— START RECORDS FOR THE EXERCISE —

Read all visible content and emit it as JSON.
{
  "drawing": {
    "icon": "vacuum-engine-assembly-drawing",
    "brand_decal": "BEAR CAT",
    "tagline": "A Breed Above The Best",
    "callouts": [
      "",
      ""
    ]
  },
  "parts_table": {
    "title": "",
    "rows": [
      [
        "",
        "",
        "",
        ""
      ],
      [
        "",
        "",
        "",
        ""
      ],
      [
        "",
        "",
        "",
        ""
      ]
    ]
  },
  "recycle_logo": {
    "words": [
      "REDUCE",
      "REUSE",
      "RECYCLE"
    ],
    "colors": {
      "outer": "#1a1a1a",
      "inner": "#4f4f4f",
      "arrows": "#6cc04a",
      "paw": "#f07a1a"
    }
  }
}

— END RECORDS FOR THE EXERCISE —

■ EXERCISE TASK
Make an exact copy of every entry.

■ SOLVED PROBLEM
Read all visible content and emit it as JSON.
{
  "drawing": {
    "icon": "vacuum-engine-assembly-drawing",
    "brand_decal": "BEAR CAT",
    "tagline": "A Breed Above The Best",
    "callouts": [
      "",
      ""
    ]
  },
  "parts_table": {
    "title": "",
    "rows": [
      [
        "",
        "",
        "",
        ""
      ],
      [
        "",
        "",
        "",
        ""
      ],
      [
        "",
        "",
        "",
        ""
      ]
    ]
  },
  "recycle_logo": {
    "words": [
      "REDUCE",
      "REUSE",
      "RECYCLE"
    ],
    "colors": {
      "outer": "#1a1a1a",
      "inner": "#4f4f4f",
      "arrows": "#6cc04a",
      "paw": "#f07a1a"
    }
  }
}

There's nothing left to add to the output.